WHAT IS REQUIRED: Look through the lines below and state how many hold the word "JSON". Write only the number.
begin SOURCE MATERIAL
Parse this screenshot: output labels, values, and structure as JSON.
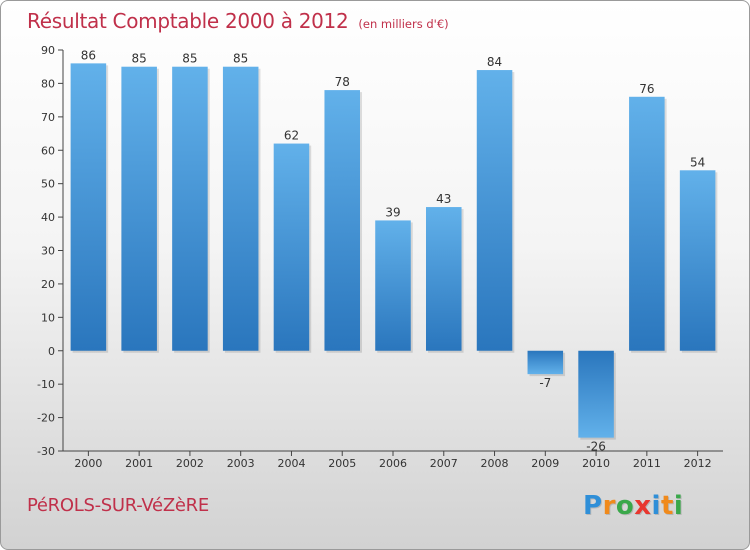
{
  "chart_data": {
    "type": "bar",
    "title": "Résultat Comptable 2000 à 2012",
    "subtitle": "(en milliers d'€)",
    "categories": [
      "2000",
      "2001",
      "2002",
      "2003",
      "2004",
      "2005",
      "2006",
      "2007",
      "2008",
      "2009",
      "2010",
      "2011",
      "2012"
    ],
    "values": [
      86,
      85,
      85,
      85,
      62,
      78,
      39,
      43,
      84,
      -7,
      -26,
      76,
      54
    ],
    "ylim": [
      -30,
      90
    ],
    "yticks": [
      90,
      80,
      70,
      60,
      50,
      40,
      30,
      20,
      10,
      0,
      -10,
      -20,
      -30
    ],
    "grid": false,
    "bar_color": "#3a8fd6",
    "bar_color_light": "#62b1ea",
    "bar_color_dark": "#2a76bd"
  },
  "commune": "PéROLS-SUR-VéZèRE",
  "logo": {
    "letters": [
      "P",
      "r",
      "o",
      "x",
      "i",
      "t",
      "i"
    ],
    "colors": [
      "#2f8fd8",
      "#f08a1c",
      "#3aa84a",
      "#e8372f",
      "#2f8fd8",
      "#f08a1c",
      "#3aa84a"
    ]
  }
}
end SOURCE MATERIAL
begin SOURCE MATERIAL
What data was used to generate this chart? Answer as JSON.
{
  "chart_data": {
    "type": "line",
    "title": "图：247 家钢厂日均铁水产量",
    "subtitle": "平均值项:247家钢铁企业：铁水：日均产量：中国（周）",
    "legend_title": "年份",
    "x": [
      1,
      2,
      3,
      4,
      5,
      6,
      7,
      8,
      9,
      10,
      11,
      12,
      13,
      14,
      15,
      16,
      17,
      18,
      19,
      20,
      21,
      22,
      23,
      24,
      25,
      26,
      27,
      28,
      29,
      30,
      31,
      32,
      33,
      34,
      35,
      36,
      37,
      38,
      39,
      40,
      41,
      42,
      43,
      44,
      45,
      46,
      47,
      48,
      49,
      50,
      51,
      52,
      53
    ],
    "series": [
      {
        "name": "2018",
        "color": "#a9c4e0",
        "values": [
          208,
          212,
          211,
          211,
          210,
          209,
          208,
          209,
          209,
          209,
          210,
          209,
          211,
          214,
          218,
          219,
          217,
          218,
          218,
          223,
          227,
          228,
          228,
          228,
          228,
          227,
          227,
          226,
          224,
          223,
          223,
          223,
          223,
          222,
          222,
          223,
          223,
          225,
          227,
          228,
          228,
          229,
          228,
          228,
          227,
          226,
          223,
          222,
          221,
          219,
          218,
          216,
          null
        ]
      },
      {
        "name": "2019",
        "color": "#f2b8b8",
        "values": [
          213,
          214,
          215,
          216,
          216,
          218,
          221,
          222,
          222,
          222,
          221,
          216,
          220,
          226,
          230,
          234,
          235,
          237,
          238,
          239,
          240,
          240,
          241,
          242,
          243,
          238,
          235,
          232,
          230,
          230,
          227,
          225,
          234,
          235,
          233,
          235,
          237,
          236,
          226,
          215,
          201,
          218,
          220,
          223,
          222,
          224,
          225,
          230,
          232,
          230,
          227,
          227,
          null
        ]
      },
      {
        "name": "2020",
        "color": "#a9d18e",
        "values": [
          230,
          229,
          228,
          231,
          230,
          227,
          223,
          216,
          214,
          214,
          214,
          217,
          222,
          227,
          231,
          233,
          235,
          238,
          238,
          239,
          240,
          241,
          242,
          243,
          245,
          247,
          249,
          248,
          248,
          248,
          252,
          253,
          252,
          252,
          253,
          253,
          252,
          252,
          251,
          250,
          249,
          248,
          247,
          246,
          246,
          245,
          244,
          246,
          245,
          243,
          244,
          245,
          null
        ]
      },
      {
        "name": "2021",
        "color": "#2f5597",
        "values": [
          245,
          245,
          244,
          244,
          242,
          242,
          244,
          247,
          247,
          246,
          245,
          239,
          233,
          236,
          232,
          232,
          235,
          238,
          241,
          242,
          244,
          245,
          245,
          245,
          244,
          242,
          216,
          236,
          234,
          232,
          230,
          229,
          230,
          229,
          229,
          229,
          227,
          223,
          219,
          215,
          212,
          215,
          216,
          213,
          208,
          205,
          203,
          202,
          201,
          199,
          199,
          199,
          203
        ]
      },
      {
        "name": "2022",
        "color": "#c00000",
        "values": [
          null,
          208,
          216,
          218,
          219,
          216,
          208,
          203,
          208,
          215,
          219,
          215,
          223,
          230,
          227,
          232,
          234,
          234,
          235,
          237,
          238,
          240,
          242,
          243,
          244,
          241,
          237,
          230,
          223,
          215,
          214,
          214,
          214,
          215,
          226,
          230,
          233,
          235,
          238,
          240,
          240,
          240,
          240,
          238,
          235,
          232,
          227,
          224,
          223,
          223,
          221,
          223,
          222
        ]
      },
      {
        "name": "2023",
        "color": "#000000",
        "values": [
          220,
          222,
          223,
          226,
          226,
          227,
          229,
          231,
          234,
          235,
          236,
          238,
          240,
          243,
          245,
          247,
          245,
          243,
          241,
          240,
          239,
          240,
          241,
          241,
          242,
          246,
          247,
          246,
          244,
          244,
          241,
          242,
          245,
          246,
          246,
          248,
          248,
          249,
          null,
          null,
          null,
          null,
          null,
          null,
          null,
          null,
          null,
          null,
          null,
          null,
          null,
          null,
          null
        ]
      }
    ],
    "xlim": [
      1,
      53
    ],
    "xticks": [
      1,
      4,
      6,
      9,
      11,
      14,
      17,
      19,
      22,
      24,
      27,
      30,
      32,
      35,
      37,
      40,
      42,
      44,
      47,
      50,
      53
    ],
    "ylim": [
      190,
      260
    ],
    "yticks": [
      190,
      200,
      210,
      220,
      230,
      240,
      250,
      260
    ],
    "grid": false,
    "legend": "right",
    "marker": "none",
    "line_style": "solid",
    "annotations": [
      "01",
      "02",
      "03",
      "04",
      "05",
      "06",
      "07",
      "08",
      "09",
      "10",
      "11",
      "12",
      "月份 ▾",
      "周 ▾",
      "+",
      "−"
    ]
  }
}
end SOURCE MATERIAL
begin SOURCE MATERIAL
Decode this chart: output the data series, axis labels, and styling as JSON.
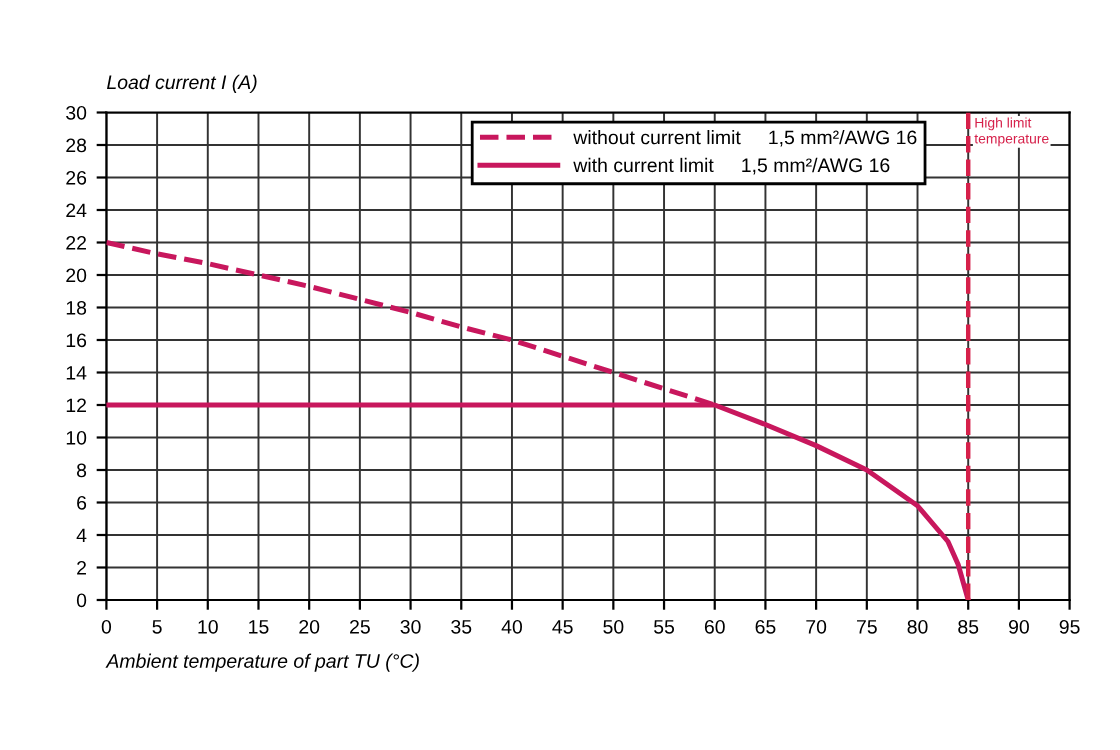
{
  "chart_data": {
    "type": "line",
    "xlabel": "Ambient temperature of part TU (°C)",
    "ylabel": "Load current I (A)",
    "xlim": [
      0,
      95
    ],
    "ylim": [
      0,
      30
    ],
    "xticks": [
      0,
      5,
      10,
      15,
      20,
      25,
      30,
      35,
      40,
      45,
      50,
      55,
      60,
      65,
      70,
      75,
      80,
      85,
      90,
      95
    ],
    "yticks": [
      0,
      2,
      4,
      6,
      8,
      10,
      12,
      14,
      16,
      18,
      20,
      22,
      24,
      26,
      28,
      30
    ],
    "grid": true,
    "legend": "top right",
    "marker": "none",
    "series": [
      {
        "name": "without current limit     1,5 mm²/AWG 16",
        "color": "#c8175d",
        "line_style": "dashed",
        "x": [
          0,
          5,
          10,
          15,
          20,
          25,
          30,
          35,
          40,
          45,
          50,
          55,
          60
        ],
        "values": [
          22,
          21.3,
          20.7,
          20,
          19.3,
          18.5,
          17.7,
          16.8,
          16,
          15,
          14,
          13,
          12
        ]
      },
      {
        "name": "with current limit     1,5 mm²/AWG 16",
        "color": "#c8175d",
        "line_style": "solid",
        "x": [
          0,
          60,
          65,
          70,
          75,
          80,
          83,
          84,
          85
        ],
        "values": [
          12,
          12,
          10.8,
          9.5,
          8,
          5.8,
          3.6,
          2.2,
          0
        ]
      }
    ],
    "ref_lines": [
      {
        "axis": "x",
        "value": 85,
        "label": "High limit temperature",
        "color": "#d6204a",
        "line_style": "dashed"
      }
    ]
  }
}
end SOURCE MATERIAL
IN RESPONSE: 3